WHAT TO WORK ON: Retype the material in full, keeping every word the same.

DATA ENTRIES:

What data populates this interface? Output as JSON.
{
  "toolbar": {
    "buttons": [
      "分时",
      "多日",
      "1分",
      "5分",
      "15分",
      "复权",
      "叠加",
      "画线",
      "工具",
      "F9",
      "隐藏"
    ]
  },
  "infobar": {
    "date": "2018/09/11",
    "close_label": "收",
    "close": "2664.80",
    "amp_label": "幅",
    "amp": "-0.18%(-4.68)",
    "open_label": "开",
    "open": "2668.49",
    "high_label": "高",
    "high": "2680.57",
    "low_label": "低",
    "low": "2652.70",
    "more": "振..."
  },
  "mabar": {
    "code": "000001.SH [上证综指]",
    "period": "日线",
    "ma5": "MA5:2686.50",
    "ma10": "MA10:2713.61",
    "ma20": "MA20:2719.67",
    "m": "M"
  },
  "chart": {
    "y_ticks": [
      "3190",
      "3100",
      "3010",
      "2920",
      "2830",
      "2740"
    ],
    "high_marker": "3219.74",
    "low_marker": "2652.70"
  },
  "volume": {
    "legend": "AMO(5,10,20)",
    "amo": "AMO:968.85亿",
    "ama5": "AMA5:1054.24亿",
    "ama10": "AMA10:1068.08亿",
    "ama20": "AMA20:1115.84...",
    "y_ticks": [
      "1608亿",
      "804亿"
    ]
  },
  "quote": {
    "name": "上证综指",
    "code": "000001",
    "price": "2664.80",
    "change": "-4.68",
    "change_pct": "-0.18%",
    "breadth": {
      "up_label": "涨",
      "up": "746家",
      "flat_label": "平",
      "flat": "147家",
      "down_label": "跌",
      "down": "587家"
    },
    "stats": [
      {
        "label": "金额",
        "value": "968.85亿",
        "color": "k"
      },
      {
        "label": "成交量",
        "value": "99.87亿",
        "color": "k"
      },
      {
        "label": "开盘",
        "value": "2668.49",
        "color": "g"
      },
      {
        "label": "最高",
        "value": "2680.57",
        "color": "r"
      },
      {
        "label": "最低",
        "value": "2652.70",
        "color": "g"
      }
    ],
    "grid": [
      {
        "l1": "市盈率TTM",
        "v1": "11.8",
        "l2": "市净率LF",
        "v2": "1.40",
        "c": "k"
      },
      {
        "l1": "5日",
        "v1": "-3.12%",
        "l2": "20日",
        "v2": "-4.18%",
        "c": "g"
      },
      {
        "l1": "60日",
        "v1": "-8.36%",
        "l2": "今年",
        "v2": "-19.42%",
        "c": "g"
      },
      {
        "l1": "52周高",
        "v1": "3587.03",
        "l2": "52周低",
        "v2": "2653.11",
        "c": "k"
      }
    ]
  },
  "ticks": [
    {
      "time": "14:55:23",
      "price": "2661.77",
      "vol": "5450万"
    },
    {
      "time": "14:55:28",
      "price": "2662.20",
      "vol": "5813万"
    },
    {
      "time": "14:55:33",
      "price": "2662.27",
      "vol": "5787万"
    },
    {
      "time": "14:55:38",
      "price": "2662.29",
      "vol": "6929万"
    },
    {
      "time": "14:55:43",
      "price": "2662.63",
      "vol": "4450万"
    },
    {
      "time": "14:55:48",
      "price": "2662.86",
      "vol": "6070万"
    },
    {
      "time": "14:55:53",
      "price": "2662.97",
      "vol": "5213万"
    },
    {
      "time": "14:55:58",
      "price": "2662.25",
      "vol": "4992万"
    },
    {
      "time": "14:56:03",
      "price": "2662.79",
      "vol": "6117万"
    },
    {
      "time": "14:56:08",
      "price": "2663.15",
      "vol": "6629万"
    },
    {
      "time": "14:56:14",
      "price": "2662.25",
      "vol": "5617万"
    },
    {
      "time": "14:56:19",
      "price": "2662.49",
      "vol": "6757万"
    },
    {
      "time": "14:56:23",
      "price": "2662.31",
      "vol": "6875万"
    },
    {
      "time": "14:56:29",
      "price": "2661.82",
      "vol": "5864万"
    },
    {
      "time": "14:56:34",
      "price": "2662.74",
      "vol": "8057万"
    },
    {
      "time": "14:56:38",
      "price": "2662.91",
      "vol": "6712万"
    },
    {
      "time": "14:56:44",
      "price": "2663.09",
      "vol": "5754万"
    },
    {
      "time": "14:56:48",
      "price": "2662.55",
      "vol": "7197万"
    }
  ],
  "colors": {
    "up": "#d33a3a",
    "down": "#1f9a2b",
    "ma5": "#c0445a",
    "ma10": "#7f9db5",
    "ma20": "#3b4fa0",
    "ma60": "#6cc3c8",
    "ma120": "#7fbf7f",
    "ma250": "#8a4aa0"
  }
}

ANSWER TO THIS TASK:
What data populates this interface? Output as JSON.
{
  "toolbar": {
    "buttons": [
      "分时",
      "多日",
      "1分",
      "5分",
      "15分",
      "复权",
      "叠加",
      "画线",
      "工具",
      "F9",
      "隐藏"
    ]
  },
  "infobar": {
    "date": "2018/09/11",
    "close_label": "收",
    "close": "2664.80",
    "amp_label": "幅",
    "amp": "-0.18%(-4.68)",
    "open_label": "开",
    "open": "2668.49",
    "high_label": "高",
    "high": "2680.57",
    "low_label": "低",
    "low": "2652.70",
    "more": "振..."
  },
  "mabar": {
    "code": "000001.SH [上证综指]",
    "period": "日线",
    "ma5": "MA5:2686.50",
    "ma10": "MA10:2713.61",
    "ma20": "MA20:2719.67",
    "m": "M"
  },
  "chart": {
    "y_ticks": [
      "3190",
      "3100",
      "3010",
      "2920",
      "2830",
      "2740"
    ],
    "high_marker": "3219.74",
    "low_marker": "2652.70"
  },
  "volume": {
    "legend": "AMO(5,10,20)",
    "amo": "AMO:968.85亿",
    "ama5": "AMA5:1054.24亿",
    "ama10": "AMA10:1068.08亿",
    "ama20": "AMA20:1115.84...",
    "y_ticks": [
      "1608亿",
      "804亿"
    ]
  },
  "quote": {
    "name": "上证综指",
    "code": "000001",
    "price": "2664.80",
    "change": "-4.68",
    "change_pct": "-0.18%",
    "breadth": {
      "up_label": "涨",
      "up": "746家",
      "flat_label": "平",
      "flat": "147家",
      "down_label": "跌",
      "down": "587家"
    },
    "stats": [
      {
        "label": "金额",
        "value": "968.85亿",
        "color": "k"
      },
      {
        "label": "成交量",
        "value": "99.87亿",
        "color": "k"
      },
      {
        "label": "开盘",
        "value": "2668.49",
        "color": "g"
      },
      {
        "label": "最高",
        "value": "2680.57",
        "color": "r"
      },
      {
        "label": "最低",
        "value": "2652.70",
        "color": "g"
      }
    ],
    "grid": [
      {
        "l1": "市盈率TTM",
        "v1": "11.8",
        "l2": "市净率LF",
        "v2": "1.40",
        "c": "k"
      },
      {
        "l1": "5日",
        "v1": "-3.12%",
        "l2": "20日",
        "v2": "-4.18%",
        "c": "g"
      },
      {
        "l1": "60日",
        "v1": "-8.36%",
        "l2": "今年",
        "v2": "-19.42%",
        "c": "g"
      },
      {
        "l1": "52周高",
        "v1": "3587.03",
        "l2": "52周低",
        "v2": "2653.11",
        "c": "k"
      }
    ]
  },
  "ticks": [
    {
      "time": "14:55:23",
      "price": "2661.77",
      "vol": "5450万"
    },
    {
      "time": "14:55:28",
      "price": "2662.20",
      "vol": "5813万"
    },
    {
      "time": "14:55:33",
      "price": "2662.27",
      "vol": "5787万"
    },
    {
      "time": "14:55:38",
      "price": "2662.29",
      "vol": "6929万"
    },
    {
      "time": "14:55:43",
      "price": "2662.63",
      "vol": "4450万"
    },
    {
      "time": "14:55:48",
      "price": "2662.86",
      "vol": "6070万"
    },
    {
      "time": "14:55:53",
      "price": "2662.97",
      "vol": "5213万"
    },
    {
      "time": "14:55:58",
      "price": "2662.25",
      "vol": "4992万"
    },
    {
      "time": "14:56:03",
      "price": "2662.79",
      "vol": "6117万"
    },
    {
      "time": "14:56:08",
      "price": "2663.15",
      "vol": "6629万"
    },
    {
      "time": "14:56:14",
      "price": "2662.25",
      "vol": "5617万"
    },
    {
      "time": "14:56:19",
      "price": "2662.49",
      "vol": "6757万"
    },
    {
      "time": "14:56:23",
      "price": "2662.31",
      "vol": "6875万"
    },
    {
      "time": "14:56:29",
      "price": "2661.82",
      "vol": "5864万"
    },
    {
      "time": "14:56:34",
      "price": "2662.74",
      "vol": "8057万"
    },
    {
      "time": "14:56:38",
      "price": "2662.91",
      "vol": "6712万"
    },
    {
      "time": "14:56:44",
      "price": "2663.09",
      "vol": "5754万"
    },
    {
      "time": "14:56:48",
      "price": "2662.55",
      "vol": "7197万"
    }
  ],
  "colors": {
    "up": "#d33a3a",
    "down": "#1f9a2b",
    "ma5": "#c0445a",
    "ma10": "#7f9db5",
    "ma20": "#3b4fa0",
    "ma60": "#6cc3c8",
    "ma120": "#7fbf7f",
    "ma250": "#8a4aa0"
  }
}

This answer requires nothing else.